## STORED RECORDS
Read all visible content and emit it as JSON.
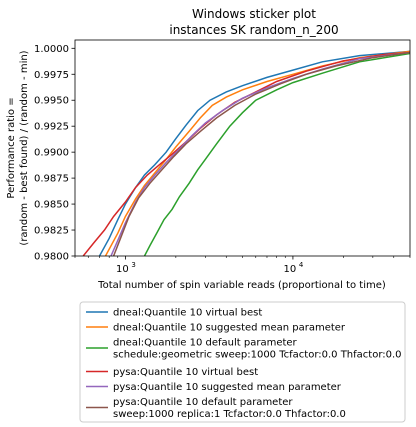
{
  "chart_data": {
    "type": "line",
    "title": "Windows sticker plot",
    "subtitle": "instances SK random_n_200",
    "xlabel": "Total number of spin variable reads (proportional to time)",
    "ylabel_line1": "Performance ratio =",
    "ylabel_line2": "(random - best found) / (random - min)",
    "xscale": "log",
    "xlim": [
      500,
      50000
    ],
    "ylim": [
      0.98,
      1.0008
    ],
    "x_ticks": [
      {
        "value": 1000,
        "label": "10",
        "exp": "3"
      },
      {
        "value": 10000,
        "label": "10",
        "exp": "4"
      }
    ],
    "y_ticks": [
      {
        "value": 0.98,
        "label": "0.9800"
      },
      {
        "value": 0.9825,
        "label": "0.9825"
      },
      {
        "value": 0.985,
        "label": "0.9850"
      },
      {
        "value": 0.9875,
        "label": "0.9875"
      },
      {
        "value": 0.99,
        "label": "0.9900"
      },
      {
        "value": 0.9925,
        "label": "0.9925"
      },
      {
        "value": 0.995,
        "label": "0.9950"
      },
      {
        "value": 0.9975,
        "label": "0.9975"
      },
      {
        "value": 1.0,
        "label": "1.0000"
      }
    ],
    "grid": false,
    "legend_position": "below plot",
    "series": [
      {
        "name": "dneal:Quantile 10 virtual best",
        "color": "#1f77b4",
        "points": [
          [
            700,
            0.98
          ],
          [
            800,
            0.9817
          ],
          [
            900,
            0.9835
          ],
          [
            1000,
            0.985
          ],
          [
            1150,
            0.9866
          ],
          [
            1300,
            0.9878
          ],
          [
            1500,
            0.9888
          ],
          [
            1750,
            0.99
          ],
          [
            2000,
            0.9913
          ],
          [
            2300,
            0.9926
          ],
          [
            2700,
            0.994
          ],
          [
            3200,
            0.995
          ],
          [
            4000,
            0.9958
          ],
          [
            5000,
            0.9964
          ],
          [
            7000,
            0.9972
          ],
          [
            10000,
            0.9979
          ],
          [
            15000,
            0.9987
          ],
          [
            25000,
            0.9993
          ],
          [
            50000,
            0.9997
          ]
        ]
      },
      {
        "name": "dneal:Quantile 10 suggested mean parameter",
        "color": "#ff7f0e",
        "points": [
          [
            760,
            0.98
          ],
          [
            900,
            0.9822
          ],
          [
            1000,
            0.9838
          ],
          [
            1150,
            0.9855
          ],
          [
            1300,
            0.9868
          ],
          [
            1500,
            0.988
          ],
          [
            1750,
            0.9893
          ],
          [
            2000,
            0.9905
          ],
          [
            2400,
            0.992
          ],
          [
            2800,
            0.9933
          ],
          [
            3300,
            0.9945
          ],
          [
            4000,
            0.9953
          ],
          [
            5000,
            0.996
          ],
          [
            7000,
            0.9968
          ],
          [
            10000,
            0.9975
          ],
          [
            15000,
            0.9983
          ],
          [
            25000,
            0.9991
          ],
          [
            50000,
            0.9997
          ]
        ]
      },
      {
        "name_line1": "dneal:Quantile 10 default parameter",
        "name_line2": "schedule:geometric sweep:1000 Tcfactor:0.0 Thfactor:0.0",
        "color": "#2ca02c",
        "points": [
          [
            1300,
            0.98
          ],
          [
            1400,
            0.981
          ],
          [
            1550,
            0.9823
          ],
          [
            1700,
            0.9835
          ],
          [
            1900,
            0.9845
          ],
          [
            2100,
            0.9857
          ],
          [
            2400,
            0.987
          ],
          [
            2700,
            0.9883
          ],
          [
            3000,
            0.9893
          ],
          [
            3500,
            0.9908
          ],
          [
            4200,
            0.9925
          ],
          [
            5000,
            0.9938
          ],
          [
            6000,
            0.995
          ],
          [
            8000,
            0.996
          ],
          [
            10000,
            0.9967
          ],
          [
            15000,
            0.9976
          ],
          [
            25000,
            0.9987
          ],
          [
            50000,
            0.9995
          ]
        ]
      },
      {
        "name": "pysa:Quantile 10 virtual best",
        "color": "#d62728",
        "points": [
          [
            560,
            0.98
          ],
          [
            650,
            0.9813
          ],
          [
            750,
            0.9825
          ],
          [
            850,
            0.9838
          ],
          [
            1000,
            0.9852
          ],
          [
            1150,
            0.9866
          ],
          [
            1350,
            0.9878
          ],
          [
            1600,
            0.9888
          ],
          [
            1900,
            0.9898
          ],
          [
            2300,
            0.991
          ],
          [
            2800,
            0.9923
          ],
          [
            3500,
            0.9936
          ],
          [
            4500,
            0.9948
          ],
          [
            6000,
            0.9958
          ],
          [
            8000,
            0.9968
          ],
          [
            12000,
            0.9978
          ],
          [
            20000,
            0.9988
          ],
          [
            35000,
            0.9994
          ],
          [
            50000,
            0.9996
          ]
        ]
      },
      {
        "name": "pysa:Quantile 10 suggested mean parameter",
        "color": "#9467bd",
        "points": [
          [
            820,
            0.98
          ],
          [
            900,
            0.9815
          ],
          [
            1000,
            0.9832
          ],
          [
            1150,
            0.9852
          ],
          [
            1300,
            0.9866
          ],
          [
            1500,
            0.9878
          ],
          [
            1750,
            0.989
          ],
          [
            2100,
            0.9903
          ],
          [
            2500,
            0.9916
          ],
          [
            3000,
            0.9928
          ],
          [
            3800,
            0.994
          ],
          [
            5000,
            0.9952
          ],
          [
            7000,
            0.9962
          ],
          [
            10000,
            0.9971
          ],
          [
            15000,
            0.998
          ],
          [
            25000,
            0.999
          ],
          [
            50000,
            0.9996
          ]
        ]
      },
      {
        "name_line1": "pysa:Quantile 10 default parameter",
        "name_line2": "sweep:1000 replica:1 Tcfactor:0.0 Thfactor:0.0",
        "color": "#8c564b",
        "points": [
          [
            850,
            0.98
          ],
          [
            940,
            0.9818
          ],
          [
            1050,
            0.9838
          ],
          [
            1200,
            0.9856
          ],
          [
            1400,
            0.987
          ],
          [
            1650,
            0.9883
          ],
          [
            1950,
            0.9896
          ],
          [
            2300,
            0.9908
          ],
          [
            2800,
            0.992
          ],
          [
            3500,
            0.9933
          ],
          [
            4500,
            0.9945
          ],
          [
            6000,
            0.9956
          ],
          [
            8500,
            0.9966
          ],
          [
            12000,
            0.9975
          ],
          [
            18000,
            0.9983
          ],
          [
            30000,
            0.9991
          ],
          [
            50000,
            0.9996
          ]
        ]
      }
    ]
  }
}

## THE REQUEST
Copy out all the entries exactly. Images stay out of the copy.

## FULL ANSWER
Read all visible content and emit it as JSON.
{
  "chart_data": {
    "type": "line",
    "title": "Windows sticker plot",
    "subtitle": "instances SK random_n_200",
    "xlabel": "Total number of spin variable reads (proportional to time)",
    "ylabel_line1": "Performance ratio =",
    "ylabel_line2": "(random - best found) / (random - min)",
    "xscale": "log",
    "xlim": [
      500,
      50000
    ],
    "ylim": [
      0.98,
      1.0008
    ],
    "x_ticks": [
      {
        "value": 1000,
        "label": "10",
        "exp": "3"
      },
      {
        "value": 10000,
        "label": "10",
        "exp": "4"
      }
    ],
    "y_ticks": [
      {
        "value": 0.98,
        "label": "0.9800"
      },
      {
        "value": 0.9825,
        "label": "0.9825"
      },
      {
        "value": 0.985,
        "label": "0.9850"
      },
      {
        "value": 0.9875,
        "label": "0.9875"
      },
      {
        "value": 0.99,
        "label": "0.9900"
      },
      {
        "value": 0.9925,
        "label": "0.9925"
      },
      {
        "value": 0.995,
        "label": "0.9950"
      },
      {
        "value": 0.9975,
        "label": "0.9975"
      },
      {
        "value": 1.0,
        "label": "1.0000"
      }
    ],
    "grid": false,
    "legend_position": "below plot",
    "series": [
      {
        "name": "dneal:Quantile 10 virtual best",
        "color": "#1f77b4",
        "points": [
          [
            700,
            0.98
          ],
          [
            800,
            0.9817
          ],
          [
            900,
            0.9835
          ],
          [
            1000,
            0.985
          ],
          [
            1150,
            0.9866
          ],
          [
            1300,
            0.9878
          ],
          [
            1500,
            0.9888
          ],
          [
            1750,
            0.99
          ],
          [
            2000,
            0.9913
          ],
          [
            2300,
            0.9926
          ],
          [
            2700,
            0.994
          ],
          [
            3200,
            0.995
          ],
          [
            4000,
            0.9958
          ],
          [
            5000,
            0.9964
          ],
          [
            7000,
            0.9972
          ],
          [
            10000,
            0.9979
          ],
          [
            15000,
            0.9987
          ],
          [
            25000,
            0.9993
          ],
          [
            50000,
            0.9997
          ]
        ]
      },
      {
        "name": "dneal:Quantile 10 suggested mean parameter",
        "color": "#ff7f0e",
        "points": [
          [
            760,
            0.98
          ],
          [
            900,
            0.9822
          ],
          [
            1000,
            0.9838
          ],
          [
            1150,
            0.9855
          ],
          [
            1300,
            0.9868
          ],
          [
            1500,
            0.988
          ],
          [
            1750,
            0.9893
          ],
          [
            2000,
            0.9905
          ],
          [
            2400,
            0.992
          ],
          [
            2800,
            0.9933
          ],
          [
            3300,
            0.9945
          ],
          [
            4000,
            0.9953
          ],
          [
            5000,
            0.996
          ],
          [
            7000,
            0.9968
          ],
          [
            10000,
            0.9975
          ],
          [
            15000,
            0.9983
          ],
          [
            25000,
            0.9991
          ],
          [
            50000,
            0.9997
          ]
        ]
      },
      {
        "name_line1": "dneal:Quantile 10 default parameter",
        "name_line2": "schedule:geometric sweep:1000 Tcfactor:0.0 Thfactor:0.0",
        "color": "#2ca02c",
        "points": [
          [
            1300,
            0.98
          ],
          [
            1400,
            0.981
          ],
          [
            1550,
            0.9823
          ],
          [
            1700,
            0.9835
          ],
          [
            1900,
            0.9845
          ],
          [
            2100,
            0.9857
          ],
          [
            2400,
            0.987
          ],
          [
            2700,
            0.9883
          ],
          [
            3000,
            0.9893
          ],
          [
            3500,
            0.9908
          ],
          [
            4200,
            0.9925
          ],
          [
            5000,
            0.9938
          ],
          [
            6000,
            0.995
          ],
          [
            8000,
            0.996
          ],
          [
            10000,
            0.9967
          ],
          [
            15000,
            0.9976
          ],
          [
            25000,
            0.9987
          ],
          [
            50000,
            0.9995
          ]
        ]
      },
      {
        "name": "pysa:Quantile 10 virtual best",
        "color": "#d62728",
        "points": [
          [
            560,
            0.98
          ],
          [
            650,
            0.9813
          ],
          [
            750,
            0.9825
          ],
          [
            850,
            0.9838
          ],
          [
            1000,
            0.9852
          ],
          [
            1150,
            0.9866
          ],
          [
            1350,
            0.9878
          ],
          [
            1600,
            0.9888
          ],
          [
            1900,
            0.9898
          ],
          [
            2300,
            0.991
          ],
          [
            2800,
            0.9923
          ],
          [
            3500,
            0.9936
          ],
          [
            4500,
            0.9948
          ],
          [
            6000,
            0.9958
          ],
          [
            8000,
            0.9968
          ],
          [
            12000,
            0.9978
          ],
          [
            20000,
            0.9988
          ],
          [
            35000,
            0.9994
          ],
          [
            50000,
            0.9996
          ]
        ]
      },
      {
        "name": "pysa:Quantile 10 suggested mean parameter",
        "color": "#9467bd",
        "points": [
          [
            820,
            0.98
          ],
          [
            900,
            0.9815
          ],
          [
            1000,
            0.9832
          ],
          [
            1150,
            0.9852
          ],
          [
            1300,
            0.9866
          ],
          [
            1500,
            0.9878
          ],
          [
            1750,
            0.989
          ],
          [
            2100,
            0.9903
          ],
          [
            2500,
            0.9916
          ],
          [
            3000,
            0.9928
          ],
          [
            3800,
            0.994
          ],
          [
            5000,
            0.9952
          ],
          [
            7000,
            0.9962
          ],
          [
            10000,
            0.9971
          ],
          [
            15000,
            0.998
          ],
          [
            25000,
            0.999
          ],
          [
            50000,
            0.9996
          ]
        ]
      },
      {
        "name_line1": "pysa:Quantile 10 default parameter",
        "name_line2": "sweep:1000 replica:1 Tcfactor:0.0 Thfactor:0.0",
        "color": "#8c564b",
        "points": [
          [
            850,
            0.98
          ],
          [
            940,
            0.9818
          ],
          [
            1050,
            0.9838
          ],
          [
            1200,
            0.9856
          ],
          [
            1400,
            0.987
          ],
          [
            1650,
            0.9883
          ],
          [
            1950,
            0.9896
          ],
          [
            2300,
            0.9908
          ],
          [
            2800,
            0.992
          ],
          [
            3500,
            0.9933
          ],
          [
            4500,
            0.9945
          ],
          [
            6000,
            0.9956
          ],
          [
            8500,
            0.9966
          ],
          [
            12000,
            0.9975
          ],
          [
            18000,
            0.9983
          ],
          [
            30000,
            0.9991
          ],
          [
            50000,
            0.9996
          ]
        ]
      }
    ]
  }
}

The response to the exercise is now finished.